▸ Short exercise:
Collect the lines of the entries where "garage" shows up.
>> START Data excerpts
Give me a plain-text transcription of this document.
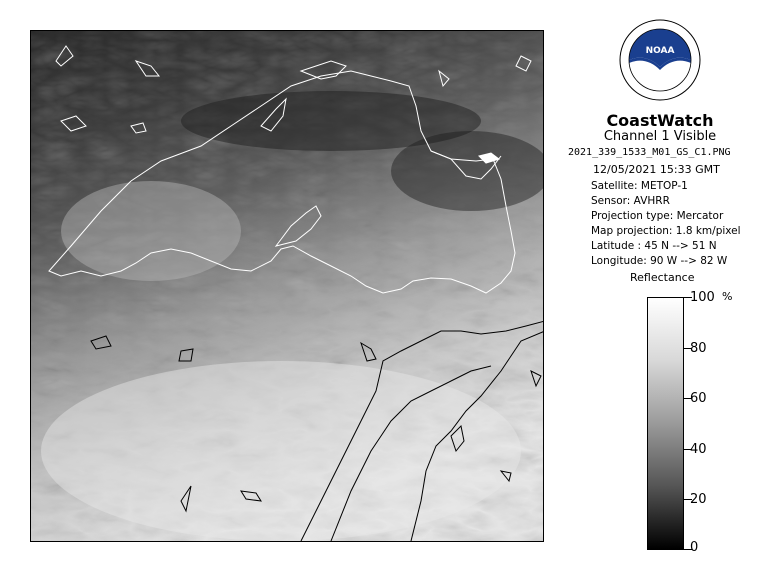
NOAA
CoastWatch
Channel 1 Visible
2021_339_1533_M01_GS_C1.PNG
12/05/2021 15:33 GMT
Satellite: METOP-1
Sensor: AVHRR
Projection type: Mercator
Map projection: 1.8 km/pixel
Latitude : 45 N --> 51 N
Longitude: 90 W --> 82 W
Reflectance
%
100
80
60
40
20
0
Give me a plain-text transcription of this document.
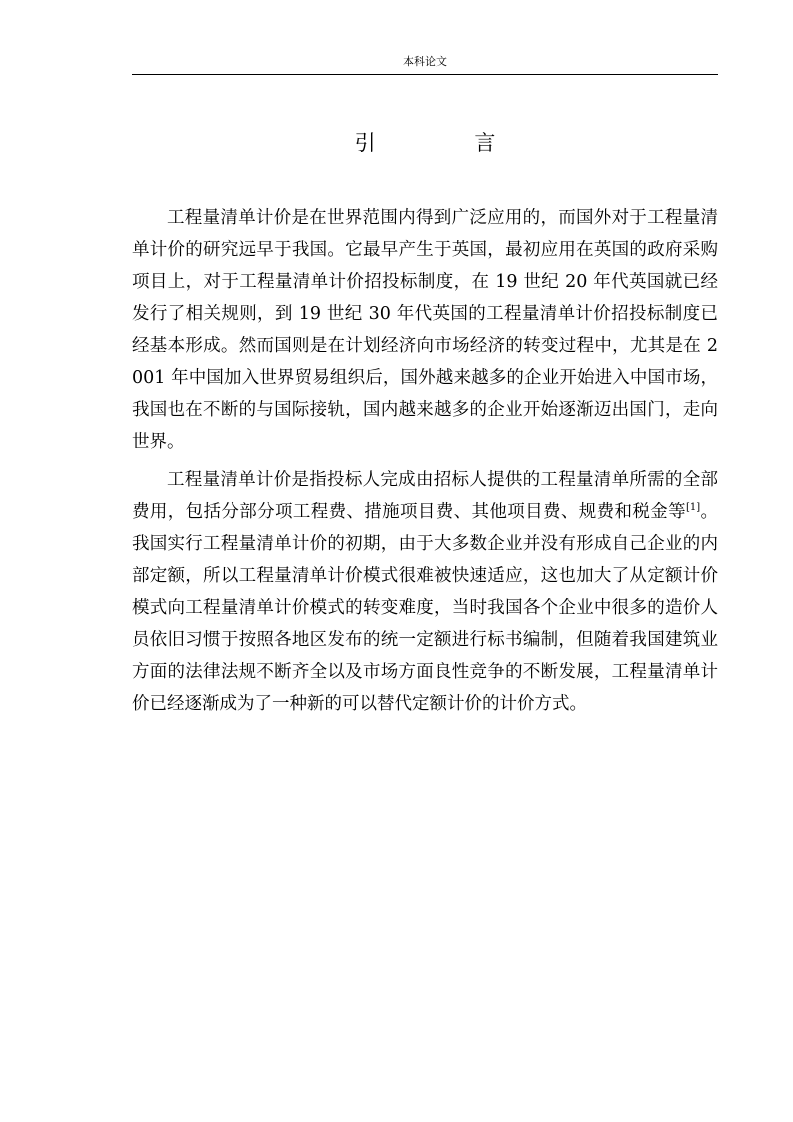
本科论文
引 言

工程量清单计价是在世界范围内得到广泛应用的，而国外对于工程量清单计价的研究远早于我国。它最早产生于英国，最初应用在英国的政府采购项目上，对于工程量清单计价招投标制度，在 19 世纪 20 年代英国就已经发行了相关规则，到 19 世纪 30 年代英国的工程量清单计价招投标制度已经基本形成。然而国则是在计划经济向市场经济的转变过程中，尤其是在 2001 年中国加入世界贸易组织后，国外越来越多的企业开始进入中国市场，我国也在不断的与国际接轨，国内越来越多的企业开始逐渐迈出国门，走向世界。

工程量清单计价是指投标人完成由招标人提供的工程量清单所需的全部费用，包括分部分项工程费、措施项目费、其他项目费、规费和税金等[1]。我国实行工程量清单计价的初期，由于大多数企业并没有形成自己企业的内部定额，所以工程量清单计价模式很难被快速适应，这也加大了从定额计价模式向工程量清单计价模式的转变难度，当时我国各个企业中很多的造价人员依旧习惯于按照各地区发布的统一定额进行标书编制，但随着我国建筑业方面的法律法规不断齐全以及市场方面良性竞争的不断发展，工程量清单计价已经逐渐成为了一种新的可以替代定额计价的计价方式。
>> END Data excerpts
>> START Data excerpts
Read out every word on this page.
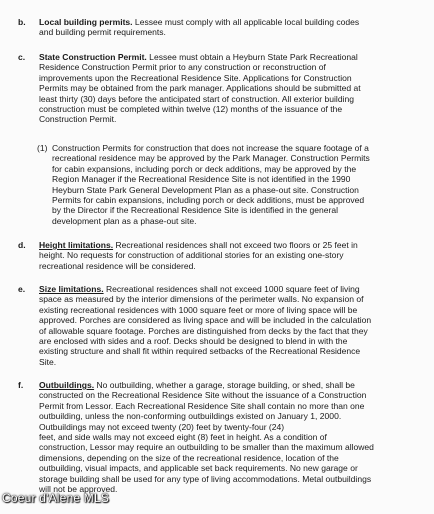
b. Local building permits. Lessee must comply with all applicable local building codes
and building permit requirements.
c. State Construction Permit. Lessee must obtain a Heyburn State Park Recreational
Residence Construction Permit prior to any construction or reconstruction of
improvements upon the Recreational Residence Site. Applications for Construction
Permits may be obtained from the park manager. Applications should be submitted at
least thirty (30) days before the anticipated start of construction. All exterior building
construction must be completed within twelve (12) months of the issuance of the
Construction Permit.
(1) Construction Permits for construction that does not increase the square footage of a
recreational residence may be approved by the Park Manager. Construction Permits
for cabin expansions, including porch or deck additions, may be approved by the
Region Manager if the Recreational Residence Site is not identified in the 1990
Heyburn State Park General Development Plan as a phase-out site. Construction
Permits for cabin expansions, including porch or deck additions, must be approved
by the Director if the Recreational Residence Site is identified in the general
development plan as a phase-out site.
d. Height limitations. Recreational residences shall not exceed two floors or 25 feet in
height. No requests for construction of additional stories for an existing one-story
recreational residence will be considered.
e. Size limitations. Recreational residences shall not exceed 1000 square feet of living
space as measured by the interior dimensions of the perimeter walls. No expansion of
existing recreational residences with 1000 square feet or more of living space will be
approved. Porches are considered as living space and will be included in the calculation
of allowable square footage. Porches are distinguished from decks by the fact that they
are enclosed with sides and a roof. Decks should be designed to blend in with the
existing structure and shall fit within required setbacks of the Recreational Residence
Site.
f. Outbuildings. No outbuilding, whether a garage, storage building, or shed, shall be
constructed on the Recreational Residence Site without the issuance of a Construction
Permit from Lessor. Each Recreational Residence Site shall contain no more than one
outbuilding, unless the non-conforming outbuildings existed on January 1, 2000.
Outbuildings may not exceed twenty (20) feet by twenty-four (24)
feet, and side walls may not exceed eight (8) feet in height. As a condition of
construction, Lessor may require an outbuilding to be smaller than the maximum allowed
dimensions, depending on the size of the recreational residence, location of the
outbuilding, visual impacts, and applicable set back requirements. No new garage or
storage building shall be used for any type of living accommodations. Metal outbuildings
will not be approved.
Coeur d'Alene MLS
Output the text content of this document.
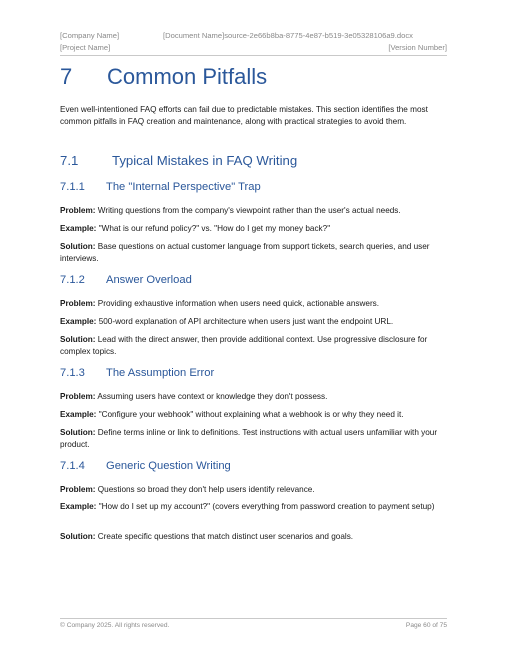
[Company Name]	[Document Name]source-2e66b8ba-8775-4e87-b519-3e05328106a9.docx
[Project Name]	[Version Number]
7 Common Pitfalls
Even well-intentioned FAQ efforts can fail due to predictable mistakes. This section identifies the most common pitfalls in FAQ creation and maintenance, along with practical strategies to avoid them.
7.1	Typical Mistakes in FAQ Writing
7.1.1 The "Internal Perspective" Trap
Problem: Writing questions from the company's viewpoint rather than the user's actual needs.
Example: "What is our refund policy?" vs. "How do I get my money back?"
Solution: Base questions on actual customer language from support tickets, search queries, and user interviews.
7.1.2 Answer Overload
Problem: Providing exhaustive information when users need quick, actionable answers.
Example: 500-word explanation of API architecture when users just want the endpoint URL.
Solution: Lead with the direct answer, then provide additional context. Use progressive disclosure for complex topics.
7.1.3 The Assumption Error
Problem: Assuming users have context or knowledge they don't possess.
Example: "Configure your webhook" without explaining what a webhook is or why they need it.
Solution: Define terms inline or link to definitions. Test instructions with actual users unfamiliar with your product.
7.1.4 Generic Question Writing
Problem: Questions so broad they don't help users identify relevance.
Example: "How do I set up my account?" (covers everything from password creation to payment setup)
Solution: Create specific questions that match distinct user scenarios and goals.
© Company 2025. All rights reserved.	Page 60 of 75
>> END Data excerpts
>> START Data excerpts
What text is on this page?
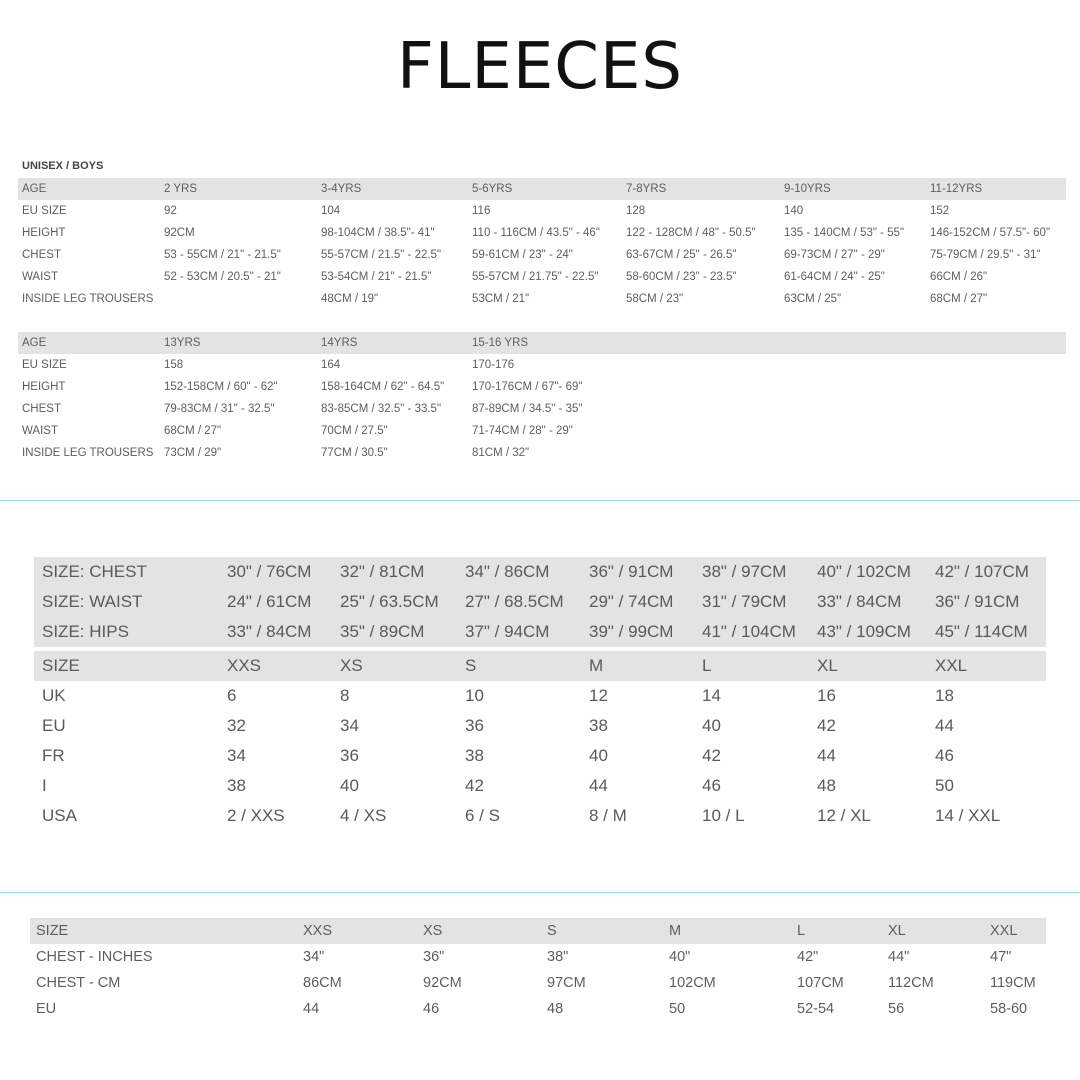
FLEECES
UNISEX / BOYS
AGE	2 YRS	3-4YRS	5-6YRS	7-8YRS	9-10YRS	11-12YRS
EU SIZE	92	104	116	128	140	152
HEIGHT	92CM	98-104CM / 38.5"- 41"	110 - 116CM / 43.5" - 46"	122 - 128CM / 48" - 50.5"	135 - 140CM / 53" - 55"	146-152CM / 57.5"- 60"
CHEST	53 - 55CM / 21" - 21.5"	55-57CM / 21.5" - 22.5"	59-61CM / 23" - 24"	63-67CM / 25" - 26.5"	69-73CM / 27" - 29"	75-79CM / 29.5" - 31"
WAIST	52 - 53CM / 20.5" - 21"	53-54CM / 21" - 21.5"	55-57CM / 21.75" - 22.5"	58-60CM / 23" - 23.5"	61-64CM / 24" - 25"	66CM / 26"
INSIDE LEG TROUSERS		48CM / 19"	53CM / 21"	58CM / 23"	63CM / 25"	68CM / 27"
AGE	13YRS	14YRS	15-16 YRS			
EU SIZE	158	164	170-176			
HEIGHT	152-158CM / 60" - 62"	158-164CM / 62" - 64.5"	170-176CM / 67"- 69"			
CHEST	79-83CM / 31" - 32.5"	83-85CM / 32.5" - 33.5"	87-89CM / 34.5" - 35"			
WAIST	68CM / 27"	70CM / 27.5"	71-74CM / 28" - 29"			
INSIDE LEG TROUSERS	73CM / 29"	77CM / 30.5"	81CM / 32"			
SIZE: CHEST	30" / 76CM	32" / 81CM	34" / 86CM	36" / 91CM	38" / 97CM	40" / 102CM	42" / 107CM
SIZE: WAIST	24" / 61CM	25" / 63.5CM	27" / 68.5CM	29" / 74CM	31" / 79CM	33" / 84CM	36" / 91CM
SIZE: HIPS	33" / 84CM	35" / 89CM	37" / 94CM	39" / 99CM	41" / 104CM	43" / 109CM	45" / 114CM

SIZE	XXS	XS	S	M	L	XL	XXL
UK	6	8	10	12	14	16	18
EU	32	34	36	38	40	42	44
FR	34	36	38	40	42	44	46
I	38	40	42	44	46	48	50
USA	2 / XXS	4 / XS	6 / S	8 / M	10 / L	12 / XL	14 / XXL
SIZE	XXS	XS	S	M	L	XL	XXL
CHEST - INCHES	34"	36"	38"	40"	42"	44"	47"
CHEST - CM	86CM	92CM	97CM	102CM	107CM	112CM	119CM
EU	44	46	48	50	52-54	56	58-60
>> END Data excerpts
▸ Task output:
f. Outbuildings. No outbuilding, whether a garage, storage building, or shed, shall be
outbuilding, visual impacts, and applicable set back requirements. No new garage or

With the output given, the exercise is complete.